*** Document segment ***

I’ve also hand-chopped fish cakes using fish trim, diced prawn tails and scallops and bound that with coarsely grated stale bread and a few rice bubbles and seasoned them with shredded coriander, black garlic puree, chopped ginger and chillies and they are also delicious.
But back to meat patties. If minced meat is “wet”, generally it’s very freshly killed, or defrosted at too warm a temperature from frozen. Just like an aged steak you may have paid top dollar for at a restaurant or good butcher, moisture evaporates from meat as it “hangs around”, just as it does from cheese (a wheel of cheddar can lose something like 35 per cent in weight when it ages), a loaf of bread or a cake. An aged steak therefore will be firmer and more heavily flavoured than a freshly killed beast.
The opposite, of course, is true for things from the ocean, where fresh is definitely best. Of course if you’re making your own mince — whether you be a butcher or a home cook — you’re highly unlikely to be mincing up aged beef. Mincing is, however, a great way to use the trim and off-cuts (so long as they’re not too gristly) and meatballs, meatloaf, bolognese sauce and patties are the perfect thing to make from such meat. But do bear in mind there are varying degrees of mince.

*** Record excerpts ***

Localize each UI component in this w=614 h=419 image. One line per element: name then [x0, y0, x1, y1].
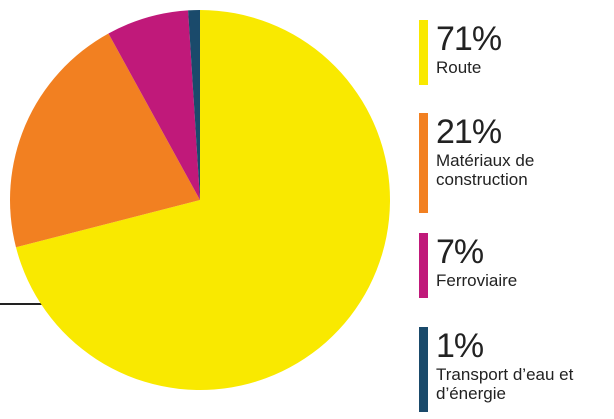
legend-item: 7% Ferroviaire [419, 233, 614, 298]
legend-label: Matériaux de construction [436, 151, 535, 189]
legend-swatch [419, 20, 428, 85]
value-label: 7% [436, 233, 484, 271]
pie-slice [9, 33, 200, 248]
pie-slice [15, 10, 390, 390]
legend-label: Route [436, 58, 482, 77]
pie-slice [108, 10, 200, 200]
pie-slice [188, 10, 200, 200]
legend-swatch [419, 113, 428, 213]
legend-label: Ferroviaire [436, 271, 518, 290]
value-label: 1% [436, 327, 484, 365]
value-label: 21% [436, 113, 502, 151]
legend-label: Transport d’eau et d’énergie [436, 365, 574, 403]
legend-item: 1% Transport d’eau et d’énergie [419, 327, 614, 412]
legend-item: 21% Matériaux de construction [419, 113, 614, 213]
legend-item: 71% Route [419, 20, 614, 85]
value-label: 71% [436, 20, 502, 58]
legend-swatch [419, 327, 428, 412]
legend-swatch [419, 233, 428, 298]
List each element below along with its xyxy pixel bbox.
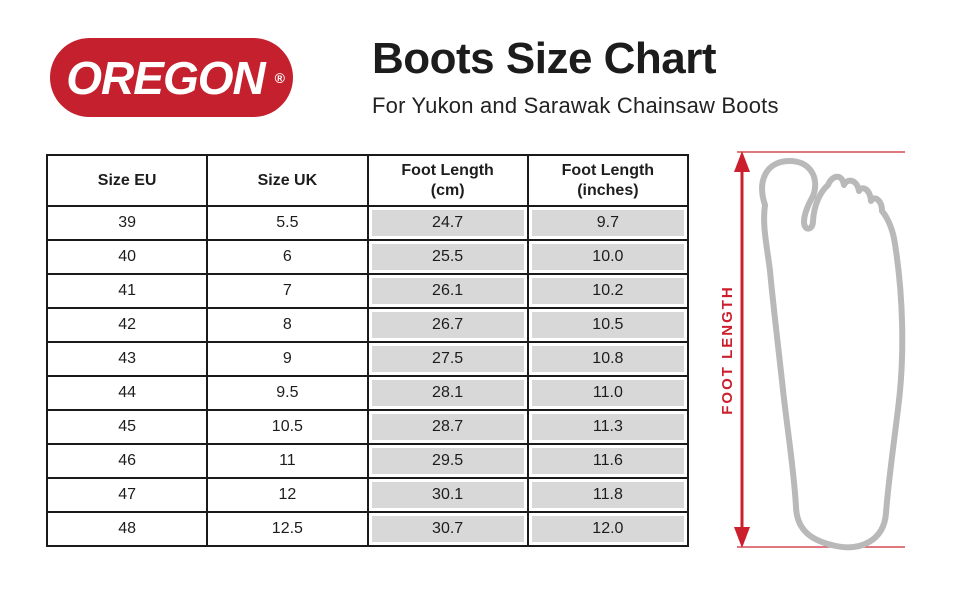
table-row: 42 8 26.7 10.5 <box>45 307 690 343</box>
cell-size-eu: 44 <box>45 375 209 411</box>
cell-foot-inches: 11.8 <box>526 477 690 513</box>
arrow-up-icon <box>734 151 750 172</box>
cell-foot-cm: 28.7 <box>366 409 529 445</box>
col-header-foot-length-cm: Foot Length (cm) <box>366 154 529 207</box>
cell-foot-cm: 26.7 <box>366 307 529 343</box>
foot-length-label: FOOT LENGTH <box>719 285 736 415</box>
oregon-logo: OREGON ® <box>50 38 293 117</box>
cell-foot-cm: 24.7 <box>366 205 529 241</box>
cell-size-eu: 45 <box>45 409 209 445</box>
cell-foot-cm: 27.5 <box>366 341 529 377</box>
cell-size-uk: 8 <box>206 307 369 343</box>
table-row: 48 12.5 30.7 12.0 <box>45 511 690 547</box>
cell-size-uk: 11 <box>206 443 369 479</box>
cell-size-eu: 48 <box>45 511 209 547</box>
foot-outline-path <box>759 158 906 551</box>
cell-foot-inches: 11.3 <box>526 409 690 445</box>
foot-length-diagram: FOOT LENGTH <box>700 145 925 565</box>
page-subtitle: For Yukon and Sarawak Chainsaw Boots <box>372 93 779 118</box>
cell-foot-cm: 29.5 <box>366 443 529 479</box>
table-header-row: Size EU Size UK Foot Length (cm) Foot Le… <box>45 154 690 207</box>
cell-size-eu: 42 <box>45 307 209 343</box>
cell-size-uk: 6 <box>206 239 369 275</box>
col-header-size-eu: Size EU <box>45 154 209 207</box>
oregon-logo-text: OREGON <box>66 51 265 104</box>
cell-size-uk: 9 <box>206 341 369 377</box>
cell-foot-cm: 30.1 <box>366 477 529 513</box>
cell-size-eu: 47 <box>45 477 209 513</box>
table-row: 39 5.5 24.7 9.7 <box>45 205 690 241</box>
registered-trademark-mark: ® <box>274 69 285 86</box>
table-row: 46 11 29.5 11.6 <box>45 443 690 479</box>
arrow-down-icon <box>734 527 750 548</box>
cell-foot-inches: 11.0 <box>526 375 690 411</box>
title-block: Boots Size Chart For Yukon and Sarawak C… <box>372 37 779 119</box>
cell-foot-inches: 9.7 <box>526 205 690 241</box>
cell-size-eu: 39 <box>45 205 209 241</box>
cell-size-uk: 12 <box>206 477 369 513</box>
page-title: Boots Size Chart <box>372 34 717 83</box>
cell-size-uk: 12.5 <box>206 511 369 547</box>
cell-foot-cm: 30.7 <box>366 511 529 547</box>
cell-foot-inches: 12.0 <box>526 511 690 547</box>
cell-size-eu: 40 <box>45 239 209 275</box>
cell-foot-cm: 26.1 <box>366 273 529 309</box>
cell-size-eu: 41 <box>45 273 209 309</box>
foot-outline-illustration <box>734 151 906 551</box>
cell-foot-cm: 25.5 <box>366 239 529 275</box>
cell-size-uk: 7 <box>206 273 369 309</box>
table-row: 43 9 27.5 10.8 <box>45 341 690 377</box>
table-row: 41 7 26.1 10.2 <box>45 273 690 309</box>
cell-size-eu: 43 <box>45 341 209 377</box>
table-row: 47 12 30.1 11.8 <box>45 477 690 513</box>
col-header-foot-length-inches: Foot Length (inches) <box>526 154 690 207</box>
cell-foot-inches: 10.5 <box>526 307 690 343</box>
col-header-size-uk: Size UK <box>206 154 369 207</box>
table-row: 44 9.5 28.1 11.0 <box>45 375 690 411</box>
cell-foot-inches: 10.0 <box>526 239 690 275</box>
cell-foot-inches: 10.2 <box>526 273 690 309</box>
cell-size-uk: 9.5 <box>206 375 369 411</box>
cell-foot-cm: 28.1 <box>366 375 529 411</box>
cell-size-uk: 5.5 <box>206 205 369 241</box>
cell-foot-inches: 10.8 <box>526 341 690 377</box>
cell-size-uk: 10.5 <box>206 409 369 445</box>
cell-size-eu: 46 <box>45 443 209 479</box>
table-row: 40 6 25.5 10.0 <box>45 239 690 275</box>
table-row: 45 10.5 28.7 11.3 <box>45 409 690 445</box>
cell-foot-inches: 11.6 <box>526 443 690 479</box>
boot-size-table: Size EU Size UK Foot Length (cm) Foot Le… <box>45 154 690 547</box>
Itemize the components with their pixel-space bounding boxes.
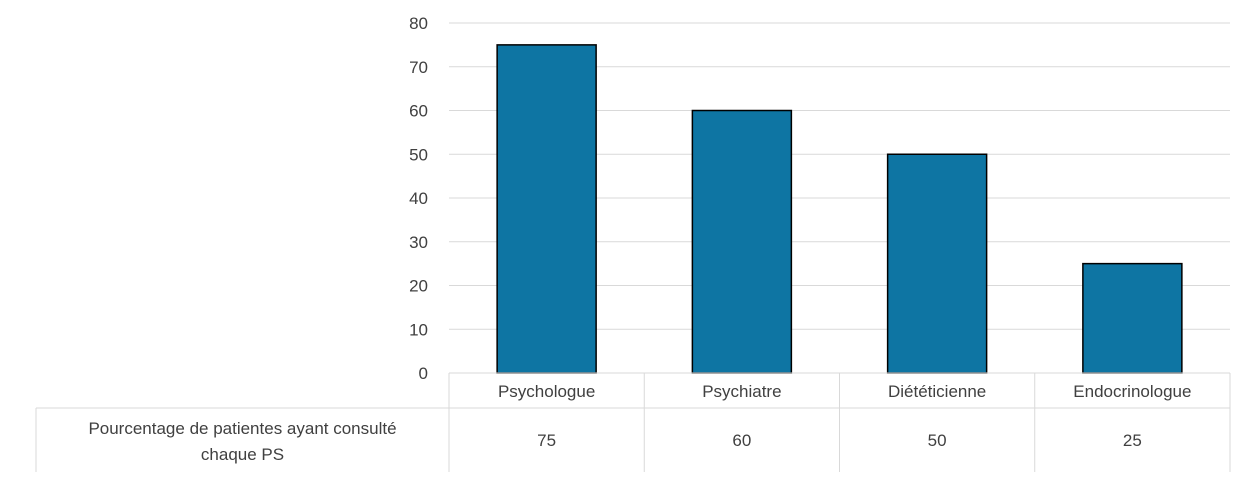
- data-table: Psychologue Psychiatre Diététicienne Endocr…: [35, 372, 1231, 472]
- y-tick-label: 10: [409, 320, 428, 339]
- table-value: 50: [928, 431, 947, 450]
- y-tick-label: 50: [409, 145, 428, 164]
- table-value: 75: [537, 431, 556, 450]
- table-value: 25: [1123, 431, 1142, 450]
- bar: [496, 44, 597, 374]
- table-row-label-line: chaque PS: [201, 445, 284, 464]
- x-category-label: Psychiatre: [702, 382, 781, 401]
- y-tick-label: 70: [409, 58, 428, 77]
- y-tick-label: 0: [419, 364, 428, 383]
- y-tick-label: 30: [409, 233, 428, 252]
- table-row-label: Pourcentage de patientes ayant consulté c…: [88, 419, 396, 464]
- bar: [691, 109, 793, 374]
- y-tick-label: 60: [409, 102, 428, 121]
- x-category-label: Psychologue: [498, 382, 595, 401]
- y-axis-ticks: 0 10 20 30 40 50 60 70 80: [409, 14, 428, 383]
- bars: [496, 44, 1183, 374]
- bar: [1082, 262, 1183, 374]
- table-value: 60: [732, 431, 751, 450]
- bar: [886, 153, 988, 374]
- table-row-label-line: Pourcentage de patientes ayant consulté: [88, 419, 396, 438]
- y-tick-label: 80: [409, 14, 428, 33]
- x-category-label: Diététicienne: [888, 382, 986, 401]
- y-tick-label: 20: [409, 277, 428, 296]
- y-tick-label: 40: [409, 189, 428, 208]
- x-category-label: Endocrinologue: [1073, 382, 1191, 401]
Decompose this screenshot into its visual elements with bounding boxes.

***

Condense the paragraph of the passage on mince that begins "But back to meat patties" into two or three sentences, keeping its main facts. You won't need the records.

Minced meat that is "wet" is usually very freshly killed or was defrosted at too warm a temperature. As meat ages, moisture evaporates from it, as it does from cheese (a wheel of cheddar can lose about 35 per cent of its weight as it ages), bread or cake. An aged steak is therefore firmer and more strongly flavored than freshly killed meat.